__EXERCISE DESCRIPTION__. Reproduce the records below in full and exactly, without their images.

★ ★ ★ ★ ★ ★ ★

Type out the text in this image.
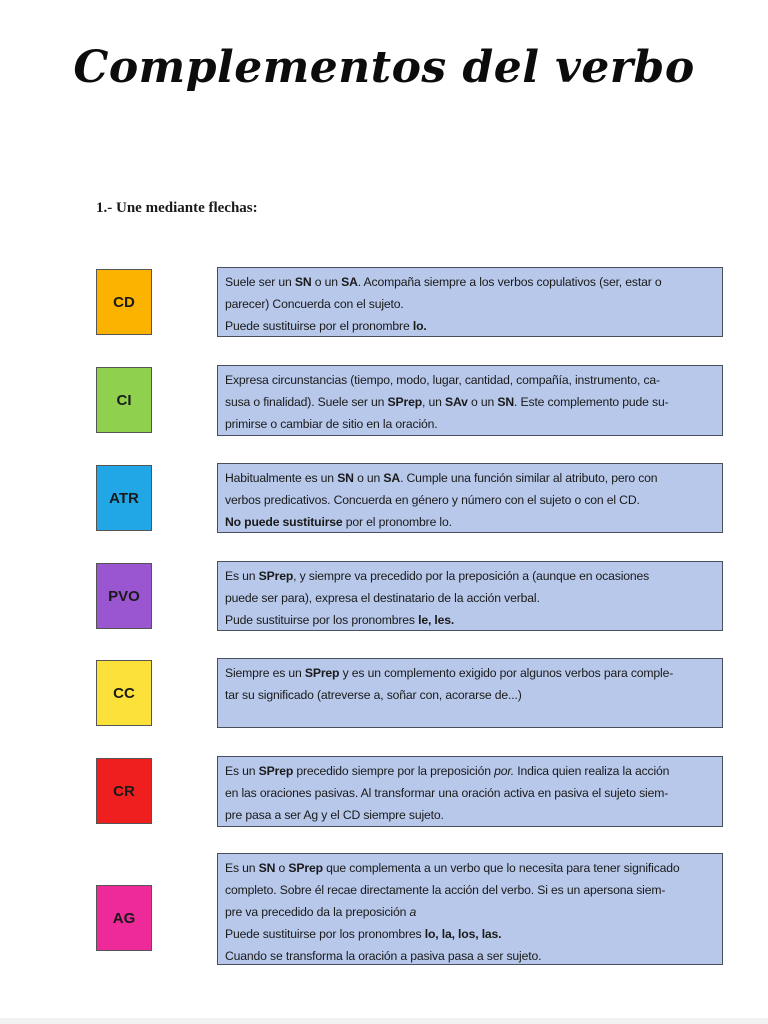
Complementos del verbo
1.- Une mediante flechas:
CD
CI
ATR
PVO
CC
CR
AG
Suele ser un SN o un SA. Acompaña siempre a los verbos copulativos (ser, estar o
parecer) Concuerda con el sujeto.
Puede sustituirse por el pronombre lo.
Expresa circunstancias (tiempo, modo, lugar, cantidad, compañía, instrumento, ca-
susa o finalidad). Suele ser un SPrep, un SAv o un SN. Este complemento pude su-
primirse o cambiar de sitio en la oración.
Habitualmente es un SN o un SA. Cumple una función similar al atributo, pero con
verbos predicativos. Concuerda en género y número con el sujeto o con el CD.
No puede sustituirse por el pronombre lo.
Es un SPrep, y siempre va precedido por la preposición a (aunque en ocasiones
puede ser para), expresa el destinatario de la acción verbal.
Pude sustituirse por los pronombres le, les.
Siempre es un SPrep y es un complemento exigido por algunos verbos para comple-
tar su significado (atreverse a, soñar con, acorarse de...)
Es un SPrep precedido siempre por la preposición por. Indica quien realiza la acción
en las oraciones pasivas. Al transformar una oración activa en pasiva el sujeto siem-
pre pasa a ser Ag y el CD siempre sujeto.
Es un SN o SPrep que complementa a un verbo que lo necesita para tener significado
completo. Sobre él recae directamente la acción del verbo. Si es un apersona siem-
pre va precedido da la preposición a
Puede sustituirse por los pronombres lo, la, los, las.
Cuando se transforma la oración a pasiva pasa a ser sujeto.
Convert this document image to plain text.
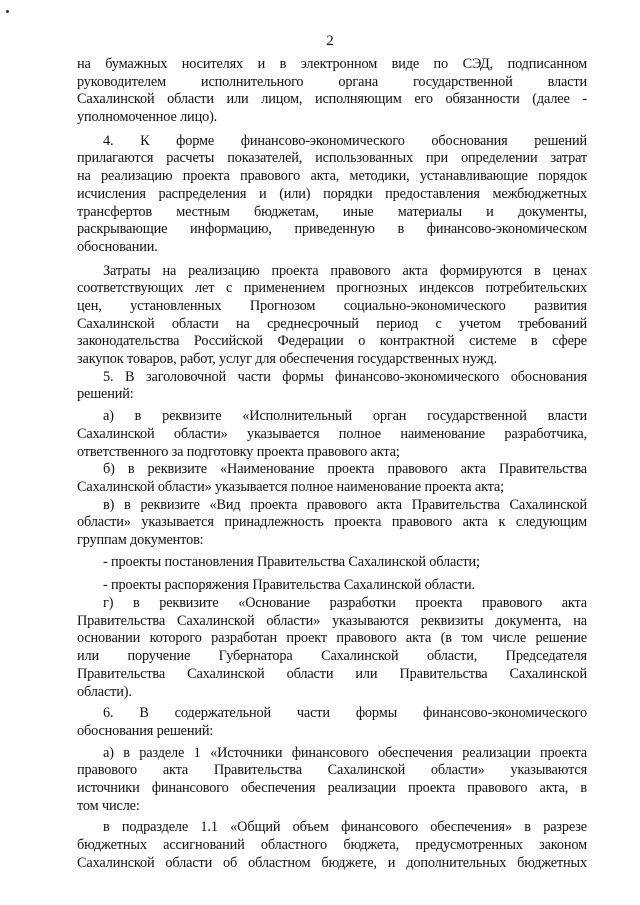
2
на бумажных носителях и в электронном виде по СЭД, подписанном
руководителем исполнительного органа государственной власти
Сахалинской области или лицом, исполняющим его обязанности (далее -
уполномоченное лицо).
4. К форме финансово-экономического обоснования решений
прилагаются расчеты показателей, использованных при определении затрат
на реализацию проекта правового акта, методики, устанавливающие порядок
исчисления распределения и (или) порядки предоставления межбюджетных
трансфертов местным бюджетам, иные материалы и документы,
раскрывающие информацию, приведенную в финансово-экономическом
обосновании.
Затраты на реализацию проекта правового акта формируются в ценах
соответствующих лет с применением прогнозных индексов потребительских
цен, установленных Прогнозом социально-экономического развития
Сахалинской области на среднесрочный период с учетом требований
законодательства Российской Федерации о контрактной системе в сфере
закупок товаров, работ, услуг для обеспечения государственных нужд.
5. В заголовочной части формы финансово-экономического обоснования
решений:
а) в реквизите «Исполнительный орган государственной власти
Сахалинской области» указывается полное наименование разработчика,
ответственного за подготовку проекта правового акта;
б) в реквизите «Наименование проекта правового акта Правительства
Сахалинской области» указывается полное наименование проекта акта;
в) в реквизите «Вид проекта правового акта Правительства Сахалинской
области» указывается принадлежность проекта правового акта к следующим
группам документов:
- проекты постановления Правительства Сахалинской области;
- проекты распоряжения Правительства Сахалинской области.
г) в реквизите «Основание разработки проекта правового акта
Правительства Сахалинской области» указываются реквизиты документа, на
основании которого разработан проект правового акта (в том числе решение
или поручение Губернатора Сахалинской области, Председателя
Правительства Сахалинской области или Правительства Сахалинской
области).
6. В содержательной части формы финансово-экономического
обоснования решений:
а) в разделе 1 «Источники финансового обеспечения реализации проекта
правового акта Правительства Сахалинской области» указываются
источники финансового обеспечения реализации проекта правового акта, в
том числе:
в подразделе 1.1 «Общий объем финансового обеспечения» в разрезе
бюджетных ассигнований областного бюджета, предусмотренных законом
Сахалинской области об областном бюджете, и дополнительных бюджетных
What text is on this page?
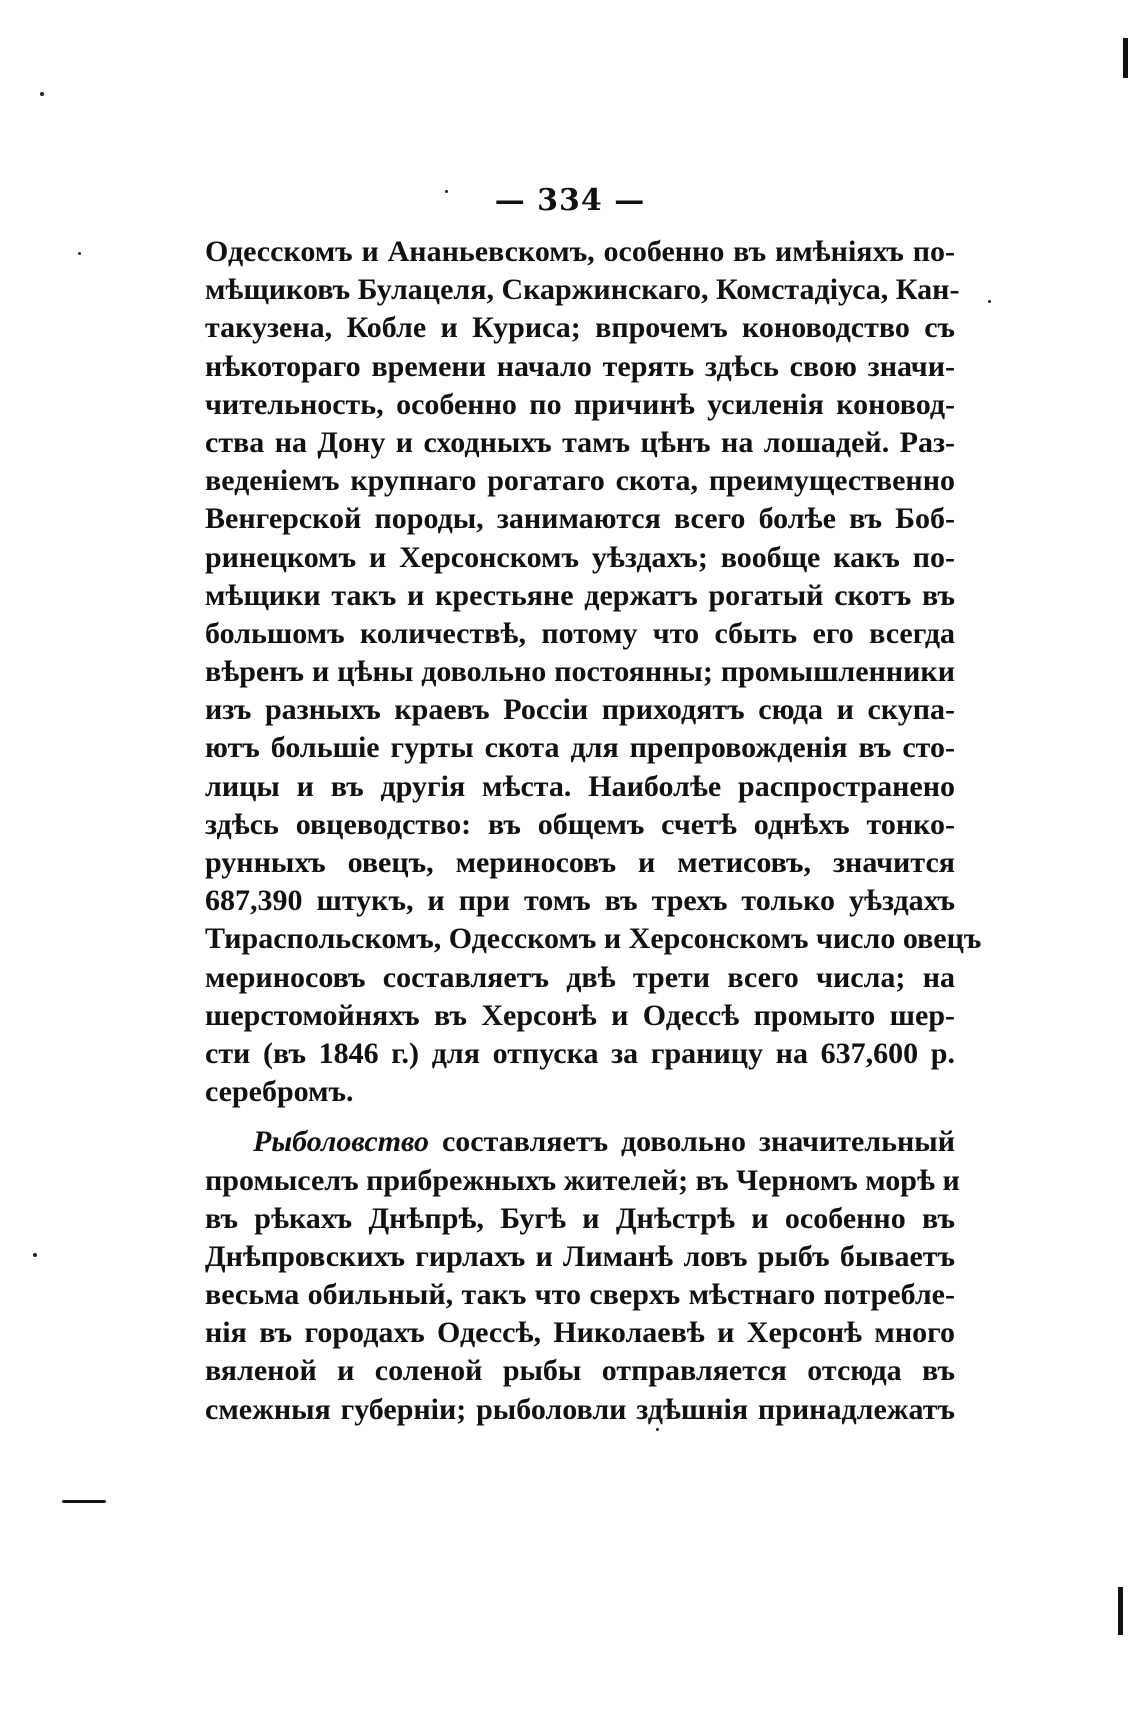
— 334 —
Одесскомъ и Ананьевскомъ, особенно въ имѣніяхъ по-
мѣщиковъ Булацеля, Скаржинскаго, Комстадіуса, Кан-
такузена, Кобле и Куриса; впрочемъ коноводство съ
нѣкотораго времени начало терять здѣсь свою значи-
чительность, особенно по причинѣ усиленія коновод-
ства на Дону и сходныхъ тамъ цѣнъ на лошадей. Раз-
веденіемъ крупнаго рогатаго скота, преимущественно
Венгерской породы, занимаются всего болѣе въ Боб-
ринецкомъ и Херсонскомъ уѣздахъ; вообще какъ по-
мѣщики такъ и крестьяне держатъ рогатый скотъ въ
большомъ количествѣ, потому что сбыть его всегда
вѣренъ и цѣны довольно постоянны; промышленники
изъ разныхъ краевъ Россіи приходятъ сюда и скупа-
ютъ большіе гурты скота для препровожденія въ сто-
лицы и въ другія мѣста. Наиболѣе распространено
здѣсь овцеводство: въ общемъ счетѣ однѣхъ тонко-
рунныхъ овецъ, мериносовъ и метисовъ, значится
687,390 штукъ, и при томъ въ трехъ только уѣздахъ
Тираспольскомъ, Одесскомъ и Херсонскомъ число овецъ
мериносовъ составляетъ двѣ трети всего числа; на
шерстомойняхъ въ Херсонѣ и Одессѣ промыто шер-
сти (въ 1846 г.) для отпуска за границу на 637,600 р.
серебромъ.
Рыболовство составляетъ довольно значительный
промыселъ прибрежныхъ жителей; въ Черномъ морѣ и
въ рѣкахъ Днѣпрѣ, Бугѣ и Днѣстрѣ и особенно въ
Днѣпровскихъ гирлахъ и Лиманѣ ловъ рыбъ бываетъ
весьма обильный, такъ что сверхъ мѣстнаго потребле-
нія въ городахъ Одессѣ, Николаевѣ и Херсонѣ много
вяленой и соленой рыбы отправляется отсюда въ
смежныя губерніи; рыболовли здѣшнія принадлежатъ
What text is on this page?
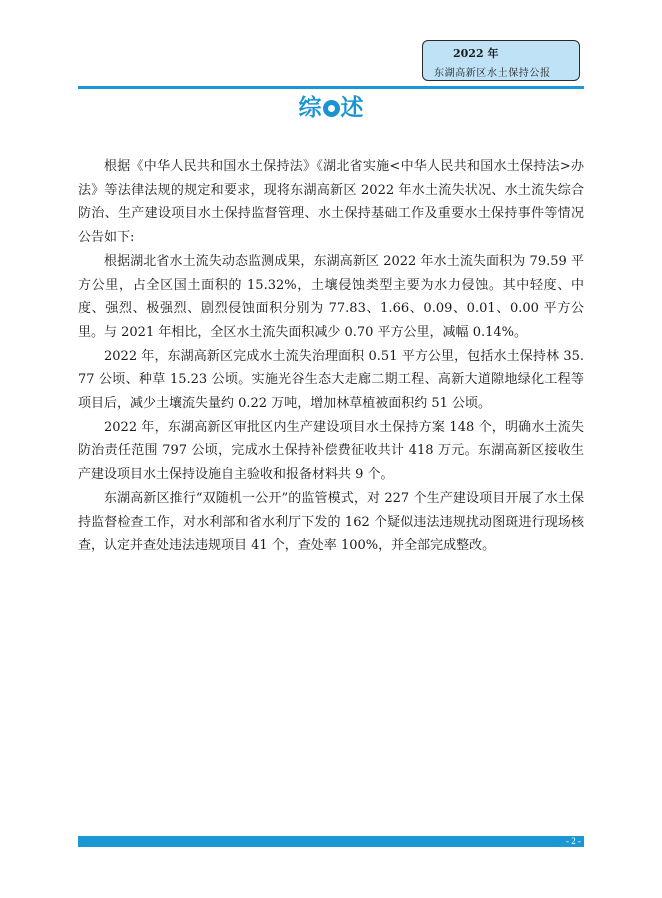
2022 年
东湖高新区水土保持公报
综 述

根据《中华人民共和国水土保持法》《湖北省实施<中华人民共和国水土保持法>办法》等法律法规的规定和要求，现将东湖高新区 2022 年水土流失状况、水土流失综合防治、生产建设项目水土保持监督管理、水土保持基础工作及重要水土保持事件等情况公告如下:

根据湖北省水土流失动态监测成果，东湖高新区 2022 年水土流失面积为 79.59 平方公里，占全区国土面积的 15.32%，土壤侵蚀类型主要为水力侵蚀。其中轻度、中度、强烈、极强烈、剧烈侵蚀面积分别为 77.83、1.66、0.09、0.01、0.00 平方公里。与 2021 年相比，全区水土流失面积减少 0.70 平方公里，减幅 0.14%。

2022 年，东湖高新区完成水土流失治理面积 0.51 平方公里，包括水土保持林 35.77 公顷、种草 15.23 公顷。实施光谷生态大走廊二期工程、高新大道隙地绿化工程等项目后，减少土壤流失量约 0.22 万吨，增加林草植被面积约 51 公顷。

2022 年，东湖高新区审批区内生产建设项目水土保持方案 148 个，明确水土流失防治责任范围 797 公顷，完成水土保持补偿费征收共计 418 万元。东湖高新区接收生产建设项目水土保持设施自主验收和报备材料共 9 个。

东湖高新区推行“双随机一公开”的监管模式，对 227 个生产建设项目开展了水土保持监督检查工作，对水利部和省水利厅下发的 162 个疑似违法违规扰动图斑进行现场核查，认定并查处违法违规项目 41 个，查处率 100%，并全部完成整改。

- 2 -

★ ★ ★ ★ ★ ★ ★

__RESULT FOR THIS EXERCISE__.
Type out the text in this image.
Complementos del verbo
1.- Une mediante flechas:
CD
CI
ATR
PVO
CC
CR
AG
Suele ser un SN o un SA. Acompaña siempre a los verbos copulativos (ser, estar o
parecer) Concuerda con el sujeto.
Puede sustituirse por el pronombre lo.
Expresa circunstancias (tiempo, modo, lugar, cantidad, compañía, instrumento, ca-
susa o finalidad). Suele ser un SPrep, un SAv o un SN. Este complemento pude su-
primirse o cambiar de sitio en la oración.
Habitualmente es un SN o un SA. Cumple una función similar al atributo, pero con
verbos predicativos. Concuerda en género y número con el sujeto o con el CD.
No puede sustituirse por el pronombre lo.
Es un SPrep, y siempre va precedido por la preposición a (aunque en ocasiones
puede ser para), expresa el destinatario de la acción verbal.
Pude sustituirse por los pronombres le, les.
Siempre es un SPrep y es un complemento exigido por algunos verbos para comple-
tar su significado (atreverse a, soñar con, acorarse de...)
Es un SPrep precedido siempre por la preposición por. Indica quien realiza la acción
en las oraciones pasivas. Al transformar una oración activa en pasiva el sujeto siem-
pre pasa a ser Ag y el CD siempre sujeto.
Es un SN o SPrep que complementa a un verbo que lo necesita para tener significado
completo. Sobre él recae directamente la acción del verbo. Si es un apersona siem-
pre va precedido da la preposición a
Puede sustituirse por los pronombres lo, la, los, las.
Cuando se transforma la oración a pasiva pasa a ser sujeto.
Convert this document image to plain text.
2
на бумажных носителях и в электронном виде по СЭД, подписанном
руководителем исполнительного органа государственной власти
Сахалинской области или лицом, исполняющим его обязанности (далее -
уполномоченное лицо).
4. К форме финансово-экономического обоснования решений
прилагаются расчеты показателей, использованных при определении затрат
на реализацию проекта правового акта, методики, устанавливающие порядок
исчисления распределения и (или) порядки предоставления межбюджетных
трансфертов местным бюджетам, иные материалы и документы,
раскрывающие информацию, приведенную в финансово-экономическом
обосновании.
Затраты на реализацию проекта правового акта формируются в ценах
соответствующих лет с применением прогнозных индексов потребительских
цен, установленных Прогнозом социально-экономического развития
Сахалинской области на среднесрочный период с учетом требований
законодательства Российской Федерации о контрактной системе в сфере
закупок товаров, работ, услуг для обеспечения государственных нужд.
5. В заголовочной части формы финансово-экономического обоснования
решений:
а) в реквизите «Исполнительный орган государственной власти
Сахалинской области» указывается полное наименование разработчика,
ответственного за подготовку проекта правового акта;
б) в реквизите «Наименование проекта правового акта Правительства
Сахалинской области» указывается полное наименование проекта акта;
в) в реквизите «Вид проекта правового акта Правительства Сахалинской
области» указывается принадлежность проекта правового акта к следующим
группам документов:
- проекты постановления Правительства Сахалинской области;
- проекты распоряжения Правительства Сахалинской области.
г) в реквизите «Основание разработки проекта правового акта
Правительства Сахалинской области» указываются реквизиты документа, на
основании которого разработан проект правового акта (в том числе решение
или поручение Губернатора Сахалинской области, Председателя
Правительства Сахалинской области или Правительства Сахалинской
области).
6. В содержательной части формы финансово-экономического
обоснования решений:
а) в разделе 1 «Источники финансового обеспечения реализации проекта
правового акта Правительства Сахалинской области» указываются
источники финансового обеспечения реализации проекта правового акта, в
том числе:
в подразделе 1.1 «Общий объем финансового обеспечения» в разрезе
бюджетных ассигнований областного бюджета, предусмотренных законом
Сахалинской области об областном бюджете, и дополнительных бюджетных
What text is on this page?
— 334 —
Одесскомъ и Ананьевскомъ, особенно въ имѣніяхъ по-
мѣщиковъ Булацеля, Скаржинскаго, Комстадіуса, Кан-
такузена, Кобле и Куриса; впрочемъ коноводство съ
нѣкотораго времени начало терять здѣсь свою значи-
чительность, особенно по причинѣ усиленія коновод-
ства на Дону и сходныхъ тамъ цѣнъ на лошадей. Раз-
веденіемъ крупнаго рогатаго скота, преимущественно
Венгерской породы, занимаются всего болѣе въ Боб-
ринецкомъ и Херсонскомъ уѣздахъ; вообще какъ по-
мѣщики такъ и крестьяне держатъ рогатый скотъ въ
большомъ количествѣ, потому что сбыть его всегда
вѣренъ и цѣны довольно постоянны; промышленники
изъ разныхъ краевъ Россіи приходятъ сюда и скупа-
ютъ большіе гурты скота для препровожденія въ сто-
лицы и въ другія мѣста. Наиболѣе распространено
здѣсь овцеводство: въ общемъ счетѣ однѣхъ тонко-
рунныхъ овецъ, мериносовъ и метисовъ, значится
687,390 штукъ, и при томъ въ трехъ только уѣздахъ
Тираспольскомъ, Одесскомъ и Херсонскомъ число овецъ
мериносовъ составляетъ двѣ трети всего числа; на
шерстомойняхъ въ Херсонѣ и Одессѣ промыто шер-
сти (въ 1846 г.) для отпуска за границу на 637,600 р.
серебромъ.
Рыболовство составляетъ довольно значительный
промыселъ прибрежныхъ жителей; въ Черномъ морѣ и
въ рѣкахъ Днѣпрѣ, Бугѣ и Днѣстрѣ и особенно въ
Днѣпровскихъ гирлахъ и Лиманѣ ловъ рыбъ бываетъ
весьма обильный, такъ что сверхъ мѣстнаго потребле-
нія въ городахъ Одессѣ, Николаевѣ и Херсонѣ много
вяленой и соленой рыбы отправляется отсюда въ
смежныя губерніи; рыболовли здѣшнія принадлежатъ
What text is on this page?
2022 年
东湖高新区水土保持公报
综 述

根据《中华人民共和国水土保持法》《湖北省实施<中华人民共和国水土保持法>办法》等法律法规的规定和要求，现将东湖高新区 2022 年水土流失状况、水土流失综合防治、生产建设项目水土保持监督管理、水土保持基础工作及重要水土保持事件等情况公告如下:

根据湖北省水土流失动态监测成果，东湖高新区 2022 年水土流失面积为 79.59 平方公里，占全区国土面积的 15.32%，土壤侵蚀类型主要为水力侵蚀。其中轻度、中度、强烈、极强烈、剧烈侵蚀面积分别为 77.83、1.66、0.09、0.01、0.00 平方公里。与 2021 年相比，全区水土流失面积减少 0.70 平方公里，减幅 0.14%。

2022 年，东湖高新区完成水土流失治理面积 0.51 平方公里，包括水土保持林 35.77 公顷、种草 15.23 公顷。实施光谷生态大走廊二期工程、高新大道隙地绿化工程等项目后，减少土壤流失量约 0.22 万吨，增加林草植被面积约 51 公顷。

2022 年，东湖高新区审批区内生产建设项目水土保持方案 148 个，明确水土流失防治责任范围 797 公顷，完成水土保持补偿费征收共计 418 万元。东湖高新区接收生产建设项目水土保持设施自主验收和报备材料共 9 个。

东湖高新区推行“双随机一公开”的监管模式，对 227 个生产建设项目开展了水土保持监督检查工作，对水利部和省水利厅下发的 162 个疑似违法违规扰动图斑进行现场核查，认定并查处违法违规项目 41 个，查处率 100%，并全部完成整改。

- 2 -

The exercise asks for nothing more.